___ Data to use
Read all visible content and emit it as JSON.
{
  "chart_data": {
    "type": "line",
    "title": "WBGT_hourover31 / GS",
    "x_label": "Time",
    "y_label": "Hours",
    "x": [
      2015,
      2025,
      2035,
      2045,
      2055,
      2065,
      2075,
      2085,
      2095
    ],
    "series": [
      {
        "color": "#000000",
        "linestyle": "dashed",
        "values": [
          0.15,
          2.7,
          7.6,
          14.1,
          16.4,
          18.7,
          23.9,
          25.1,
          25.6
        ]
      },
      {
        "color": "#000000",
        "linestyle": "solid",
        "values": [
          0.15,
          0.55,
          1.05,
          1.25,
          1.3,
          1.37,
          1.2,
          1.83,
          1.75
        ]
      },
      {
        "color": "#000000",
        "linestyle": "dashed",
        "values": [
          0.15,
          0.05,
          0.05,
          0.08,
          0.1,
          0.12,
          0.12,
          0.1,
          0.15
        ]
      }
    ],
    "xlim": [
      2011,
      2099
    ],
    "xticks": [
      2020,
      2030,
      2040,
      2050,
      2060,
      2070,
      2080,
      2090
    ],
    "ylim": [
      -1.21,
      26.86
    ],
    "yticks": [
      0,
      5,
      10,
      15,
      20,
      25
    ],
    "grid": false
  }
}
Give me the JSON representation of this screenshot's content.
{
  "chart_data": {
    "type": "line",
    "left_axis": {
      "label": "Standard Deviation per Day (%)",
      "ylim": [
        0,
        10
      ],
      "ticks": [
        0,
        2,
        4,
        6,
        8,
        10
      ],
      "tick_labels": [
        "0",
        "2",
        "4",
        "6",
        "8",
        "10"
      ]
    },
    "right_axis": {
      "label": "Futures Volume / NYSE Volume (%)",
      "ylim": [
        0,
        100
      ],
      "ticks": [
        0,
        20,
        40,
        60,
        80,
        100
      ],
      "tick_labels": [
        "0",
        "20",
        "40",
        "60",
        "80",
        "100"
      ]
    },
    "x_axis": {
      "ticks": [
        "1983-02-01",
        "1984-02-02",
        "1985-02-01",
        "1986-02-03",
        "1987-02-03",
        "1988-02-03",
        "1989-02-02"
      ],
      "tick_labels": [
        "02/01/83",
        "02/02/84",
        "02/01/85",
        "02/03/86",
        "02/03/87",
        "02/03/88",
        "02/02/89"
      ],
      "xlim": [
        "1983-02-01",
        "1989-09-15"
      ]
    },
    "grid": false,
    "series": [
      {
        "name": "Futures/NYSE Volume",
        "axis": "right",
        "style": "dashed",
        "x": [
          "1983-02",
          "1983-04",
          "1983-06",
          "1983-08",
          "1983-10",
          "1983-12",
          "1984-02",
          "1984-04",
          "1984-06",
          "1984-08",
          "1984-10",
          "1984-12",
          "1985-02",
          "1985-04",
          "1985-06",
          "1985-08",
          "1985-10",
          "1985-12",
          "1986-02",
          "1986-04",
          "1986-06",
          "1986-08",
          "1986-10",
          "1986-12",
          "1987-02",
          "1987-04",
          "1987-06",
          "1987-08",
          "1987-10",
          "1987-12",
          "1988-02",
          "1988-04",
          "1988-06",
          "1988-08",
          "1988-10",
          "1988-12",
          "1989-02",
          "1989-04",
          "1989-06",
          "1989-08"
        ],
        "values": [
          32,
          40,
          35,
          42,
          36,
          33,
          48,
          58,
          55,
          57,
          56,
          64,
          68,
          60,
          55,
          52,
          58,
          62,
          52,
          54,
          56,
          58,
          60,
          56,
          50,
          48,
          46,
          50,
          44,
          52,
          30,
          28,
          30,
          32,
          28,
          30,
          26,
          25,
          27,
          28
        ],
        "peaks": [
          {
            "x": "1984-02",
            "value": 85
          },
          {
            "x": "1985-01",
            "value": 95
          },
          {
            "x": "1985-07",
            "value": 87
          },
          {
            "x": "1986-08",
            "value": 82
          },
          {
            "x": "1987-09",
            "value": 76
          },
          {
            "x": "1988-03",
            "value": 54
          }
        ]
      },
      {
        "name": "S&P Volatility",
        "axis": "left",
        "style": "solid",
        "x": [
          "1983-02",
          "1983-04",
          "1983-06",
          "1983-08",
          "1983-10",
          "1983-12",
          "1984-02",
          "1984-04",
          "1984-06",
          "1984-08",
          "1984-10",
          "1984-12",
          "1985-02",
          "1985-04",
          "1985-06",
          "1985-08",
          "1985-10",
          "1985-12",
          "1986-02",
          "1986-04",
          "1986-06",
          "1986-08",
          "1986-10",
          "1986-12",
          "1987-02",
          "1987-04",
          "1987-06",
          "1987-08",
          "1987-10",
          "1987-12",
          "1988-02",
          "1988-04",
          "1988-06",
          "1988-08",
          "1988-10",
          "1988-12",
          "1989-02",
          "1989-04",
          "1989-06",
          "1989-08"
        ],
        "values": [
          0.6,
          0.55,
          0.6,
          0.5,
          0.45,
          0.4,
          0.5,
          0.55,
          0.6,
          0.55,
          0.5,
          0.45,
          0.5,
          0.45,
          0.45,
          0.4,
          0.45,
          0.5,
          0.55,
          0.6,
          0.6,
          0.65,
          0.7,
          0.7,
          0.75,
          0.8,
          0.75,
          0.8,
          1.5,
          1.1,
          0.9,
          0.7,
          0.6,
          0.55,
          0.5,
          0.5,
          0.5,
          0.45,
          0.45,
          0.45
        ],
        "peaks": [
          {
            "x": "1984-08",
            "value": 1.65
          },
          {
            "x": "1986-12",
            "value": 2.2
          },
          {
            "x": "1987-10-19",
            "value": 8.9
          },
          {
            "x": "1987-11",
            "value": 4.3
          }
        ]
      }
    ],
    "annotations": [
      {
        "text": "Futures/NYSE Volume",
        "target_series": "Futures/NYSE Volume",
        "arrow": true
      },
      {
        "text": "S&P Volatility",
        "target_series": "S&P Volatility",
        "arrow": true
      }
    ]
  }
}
______
■ Job: Please repeat the listing above in full and exactly.

■ Answer to the task:
Read all visible content and emit it as JSON.
{
  "chart_data": {
    "type": "line",
    "title": "WBGT_hourover31 / GS",
    "x_label": "Time",
    "y_label": "Hours",
    "x": [
      2015,
      2025,
      2035,
      2045,
      2055,
      2065,
      2075,
      2085,
      2095
    ],
    "series": [
      {
        "color": "#000000",
        "linestyle": "dashed",
        "values": [
          0.15,
          2.7,
          7.6,
          14.1,
          16.4,
          18.7,
          23.9,
          25.1,
          25.6
        ]
      },
      {
        "color": "#000000",
        "linestyle": "solid",
        "values": [
          0.15,
          0.55,
          1.05,
          1.25,
          1.3,
          1.37,
          1.2,
          1.83,
          1.75
        ]
      },
      {
        "color": "#000000",
        "linestyle": "dashed",
        "values": [
          0.15,
          0.05,
          0.05,
          0.08,
          0.1,
          0.12,
          0.12,
          0.1,
          0.15
        ]
      }
    ],
    "xlim": [
      2011,
      2099
    ],
    "xticks": [
      2020,
      2030,
      2040,
      2050,
      2060,
      2070,
      2080,
      2090
    ],
    "ylim": [
      -1.21,
      26.86
    ],
    "yticks": [
      0,
      5,
      10,
      15,
      20,
      25
    ],
    "grid": false
  }
}
Give me the JSON representation of this screenshot's content.
{
  "chart_data": {
    "type": "line",
    "left_axis": {
      "label": "Standard Deviation per Day (%)",
      "ylim": [
        0,
        10
      ],
      "ticks": [
        0,
        2,
        4,
        6,
        8,
        10
      ],
      "tick_labels": [
        "0",
        "2",
        "4",
        "6",
        "8",
        "10"
      ]
    },
    "right_axis": {
      "label": "Futures Volume / NYSE Volume (%)",
      "ylim": [
        0,
        100
      ],
      "ticks": [
        0,
        20,
        40,
        60,
        80,
        100
      ],
      "tick_labels": [
        "0",
        "20",
        "40",
        "60",
        "80",
        "100"
      ]
    },
    "x_axis": {
      "ticks": [
        "1983-02-01",
        "1984-02-02",
        "1985-02-01",
        "1986-02-03",
        "1987-02-03",
        "1988-02-03",
        "1989-02-02"
      ],
      "tick_labels": [
        "02/01/83",
        "02/02/84",
        "02/01/85",
        "02/03/86",
        "02/03/87",
        "02/03/88",
        "02/02/89"
      ],
      "xlim": [
        "1983-02-01",
        "1989-09-15"
      ]
    },
    "grid": false,
    "series": [
      {
        "name": "Futures/NYSE Volume",
        "axis": "right",
        "style": "dashed",
        "x": [
          "1983-02",
          "1983-04",
          "1983-06",
          "1983-08",
          "1983-10",
          "1983-12",
          "1984-02",
          "1984-04",
          "1984-06",
          "1984-08",
          "1984-10",
          "1984-12",
          "1985-02",
          "1985-04",
          "1985-06",
          "1985-08",
          "1985-10",
          "1985-12",
          "1986-02",
          "1986-04",
          "1986-06",
          "1986-08",
          "1986-10",
          "1986-12",
          "1987-02",
          "1987-04",
          "1987-06",
          "1987-08",
          "1987-10",
          "1987-12",
          "1988-02",
          "1988-04",
          "1988-06",
          "1988-08",
          "1988-10",
          "1988-12",
          "1989-02",
          "1989-04",
          "1989-06",
          "1989-08"
        ],
        "values": [
          32,
          40,
          35,
          42,
          36,
          33,
          48,
          58,
          55,
          57,
          56,
          64,
          68,
          60,
          55,
          52,
          58,
          62,
          52,
          54,
          56,
          58,
          60,
          56,
          50,
          48,
          46,
          50,
          44,
          52,
          30,
          28,
          30,
          32,
          28,
          30,
          26,
          25,
          27,
          28
        ],
        "peaks": [
          {
            "x": "1984-02",
            "value": 85
          },
          {
            "x": "1985-01",
            "value": 95
          },
          {
            "x": "1985-07",
            "value": 87
          },
          {
            "x": "1986-08",
            "value": 82
          },
          {
            "x": "1987-09",
            "value": 76
          },
          {
            "x": "1988-03",
            "value": 54
          }
        ]
      },
      {
        "name": "S&P Volatility",
        "axis": "left",
        "style": "solid",
        "x": [
          "1983-02",
          "1983-04",
          "1983-06",
          "1983-08",
          "1983-10",
          "1983-12",
          "1984-02",
          "1984-04",
          "1984-06",
          "1984-08",
          "1984-10",
          "1984-12",
          "1985-02",
          "1985-04",
          "1985-06",
          "1985-08",
          "1985-10",
          "1985-12",
          "1986-02",
          "1986-04",
          "1986-06",
          "1986-08",
          "1986-10",
          "1986-12",
          "1987-02",
          "1987-04",
          "1987-06",
          "1987-08",
          "1987-10",
          "1987-12",
          "1988-02",
          "1988-04",
          "1988-06",
          "1988-08",
          "1988-10",
          "1988-12",
          "1989-02",
          "1989-04",
          "1989-06",
          "1989-08"
        ],
        "values": [
          0.6,
          0.55,
          0.6,
          0.5,
          0.45,
          0.4,
          0.5,
          0.55,
          0.6,
          0.55,
          0.5,
          0.45,
          0.5,
          0.45,
          0.45,
          0.4,
          0.45,
          0.5,
          0.55,
          0.6,
          0.6,
          0.65,
          0.7,
          0.7,
          0.75,
          0.8,
          0.75,
          0.8,
          1.5,
          1.1,
          0.9,
          0.7,
          0.6,
          0.55,
          0.5,
          0.5,
          0.5,
          0.45,
          0.45,
          0.45
        ],
        "peaks": [
          {
            "x": "1984-08",
            "value": 1.65
          },
          {
            "x": "1986-12",
            "value": 2.2
          },
          {
            "x": "1987-10-19",
            "value": 8.9
          },
          {
            "x": "1987-11",
            "value": 4.3
          }
        ]
      }
    ],
    "annotations": [
      {
        "text": "Futures/NYSE Volume",
        "target_series": "Futures/NYSE Volume",
        "arrow": true
      },
      {
        "text": "S&P Volatility",
        "target_series": "S&P Volatility",
        "arrow": true
      }
    ]
  }
}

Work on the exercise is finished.